=== Given text ===
Selected duplications that are in gnomAD as well as ClinVar

Below is a table of the duplication variants from the final column (dup2iP) of the table above, which are annotated as “Pathogenic” or “Pathogenic/Likely_pathogenic” in ClinVar and are observed in the gnomAD exome (EX_ columns) or genome (GN_ columns) coding regions. Allele frequencies from the 1000 Genome Project (TGP_ columns) are also included, but only a few pathogenic duplications were oberved there, all of which were also observed in gnomAD.

The columns are as follows:

  • SEQ - Chromosome for variant
  • POS - Start position of REF allele for variant (trimmed and left-normalized)
  • REF - Reference allele; following VCF convention this has at least one nucleotide even for insertions
  • ALT - Alternate allele; note that for insertions the first nucleotide is the REF allele and is not itself part of the inserted sequence
  • INS_LENGTH - Length of inserted sequence (here length of ALT minus length of REF)

=== Record extracts ===
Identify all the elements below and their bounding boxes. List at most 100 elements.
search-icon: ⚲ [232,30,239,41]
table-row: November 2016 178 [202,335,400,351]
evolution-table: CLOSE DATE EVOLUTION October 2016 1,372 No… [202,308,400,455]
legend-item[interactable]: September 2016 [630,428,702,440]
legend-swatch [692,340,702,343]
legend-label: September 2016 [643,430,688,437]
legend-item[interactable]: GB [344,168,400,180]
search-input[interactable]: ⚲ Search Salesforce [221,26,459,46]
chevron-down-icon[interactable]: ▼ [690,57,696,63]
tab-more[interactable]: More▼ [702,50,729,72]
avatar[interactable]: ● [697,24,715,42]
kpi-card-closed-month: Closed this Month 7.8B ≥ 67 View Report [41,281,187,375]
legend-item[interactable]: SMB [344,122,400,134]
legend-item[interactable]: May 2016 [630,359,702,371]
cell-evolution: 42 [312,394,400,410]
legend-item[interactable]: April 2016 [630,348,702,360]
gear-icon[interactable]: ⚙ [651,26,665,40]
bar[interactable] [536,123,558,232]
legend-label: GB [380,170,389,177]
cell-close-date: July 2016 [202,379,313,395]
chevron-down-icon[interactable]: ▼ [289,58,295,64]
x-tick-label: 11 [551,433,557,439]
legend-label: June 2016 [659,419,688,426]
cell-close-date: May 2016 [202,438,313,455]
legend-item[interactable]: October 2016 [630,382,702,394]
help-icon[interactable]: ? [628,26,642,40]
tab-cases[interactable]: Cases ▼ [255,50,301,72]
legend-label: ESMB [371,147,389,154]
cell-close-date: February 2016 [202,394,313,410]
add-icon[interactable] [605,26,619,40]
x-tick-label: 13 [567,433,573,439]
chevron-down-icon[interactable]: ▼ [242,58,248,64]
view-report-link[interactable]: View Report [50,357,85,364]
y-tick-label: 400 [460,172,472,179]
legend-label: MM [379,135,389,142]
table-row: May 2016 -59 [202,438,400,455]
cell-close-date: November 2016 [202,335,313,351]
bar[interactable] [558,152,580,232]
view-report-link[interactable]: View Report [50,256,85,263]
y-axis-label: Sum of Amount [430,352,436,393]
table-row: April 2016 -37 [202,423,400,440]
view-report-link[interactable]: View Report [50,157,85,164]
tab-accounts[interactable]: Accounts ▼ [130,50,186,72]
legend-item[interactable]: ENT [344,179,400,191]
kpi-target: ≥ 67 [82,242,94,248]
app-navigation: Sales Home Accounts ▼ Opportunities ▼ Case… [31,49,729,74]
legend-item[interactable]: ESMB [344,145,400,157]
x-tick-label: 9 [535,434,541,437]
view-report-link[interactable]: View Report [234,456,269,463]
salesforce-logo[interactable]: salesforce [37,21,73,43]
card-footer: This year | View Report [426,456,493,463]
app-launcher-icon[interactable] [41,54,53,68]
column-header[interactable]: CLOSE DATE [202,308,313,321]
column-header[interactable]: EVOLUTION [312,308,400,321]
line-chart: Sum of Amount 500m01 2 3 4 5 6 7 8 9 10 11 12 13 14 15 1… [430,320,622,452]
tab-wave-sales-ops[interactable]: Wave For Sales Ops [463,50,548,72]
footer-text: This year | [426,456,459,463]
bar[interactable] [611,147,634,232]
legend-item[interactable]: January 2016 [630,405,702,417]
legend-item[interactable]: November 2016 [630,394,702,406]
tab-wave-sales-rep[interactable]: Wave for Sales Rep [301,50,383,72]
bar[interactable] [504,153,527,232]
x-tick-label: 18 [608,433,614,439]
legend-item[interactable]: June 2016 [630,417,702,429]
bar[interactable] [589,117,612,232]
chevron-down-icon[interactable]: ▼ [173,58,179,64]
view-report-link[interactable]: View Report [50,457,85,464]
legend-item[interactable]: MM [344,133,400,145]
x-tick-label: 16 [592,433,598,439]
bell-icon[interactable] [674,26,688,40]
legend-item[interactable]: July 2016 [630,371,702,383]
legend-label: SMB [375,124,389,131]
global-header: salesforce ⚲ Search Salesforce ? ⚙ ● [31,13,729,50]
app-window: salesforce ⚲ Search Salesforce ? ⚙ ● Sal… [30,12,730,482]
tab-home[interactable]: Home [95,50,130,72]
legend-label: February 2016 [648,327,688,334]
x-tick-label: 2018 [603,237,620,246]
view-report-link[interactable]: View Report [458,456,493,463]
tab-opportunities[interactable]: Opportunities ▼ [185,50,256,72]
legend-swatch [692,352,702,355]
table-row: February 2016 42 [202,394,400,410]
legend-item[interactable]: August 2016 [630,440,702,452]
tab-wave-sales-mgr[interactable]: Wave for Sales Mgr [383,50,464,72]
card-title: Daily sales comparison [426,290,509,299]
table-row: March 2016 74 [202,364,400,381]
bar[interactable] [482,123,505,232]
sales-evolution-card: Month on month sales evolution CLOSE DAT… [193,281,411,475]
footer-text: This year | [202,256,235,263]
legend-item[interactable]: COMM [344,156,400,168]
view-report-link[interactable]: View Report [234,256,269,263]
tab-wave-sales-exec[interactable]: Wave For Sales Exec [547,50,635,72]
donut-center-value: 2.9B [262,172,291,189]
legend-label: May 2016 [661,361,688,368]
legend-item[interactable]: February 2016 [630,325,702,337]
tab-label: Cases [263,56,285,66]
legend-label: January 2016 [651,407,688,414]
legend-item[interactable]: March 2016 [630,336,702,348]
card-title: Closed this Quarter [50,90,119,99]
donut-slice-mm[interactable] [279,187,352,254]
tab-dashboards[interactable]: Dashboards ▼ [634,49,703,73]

=== Exercise set ===
#1 In the duplication table description, why does the REF column contain at least one nucleotide even when a variant is an insertion? Answer in one to three sentences.
#2 Return the part of the duplication table description starting with "Selected duplications that" and going on through "observed in gnomAD.", copied exactly.
Work only from the text.

=== Responses by task ===
#1 The REF column follows VCF convention, which requires the reference allele to have at least one nucleotide even for insertions. For this reason, the first nucleotide of the ALT allele in an insertion is the REF allele and is not part of the inserted sequence.

#2
Selected duplications that are in gnomAD as well as ClinVar

Below is a table of the duplication variants from the final column (dup2iP) of the table above, which are annotated as “Pathogenic” or “Pathogenic/Likely_pathogenic” in ClinVar and are observed in the gnomAD exome (EX_ columns) or genome (GN_ columns) coding regions. Allele frequencies from the 1000 Genome Project (TGP_ columns) are also included, but only a few pathogenic duplications were oberved there, all of which were also observed in gnomAD.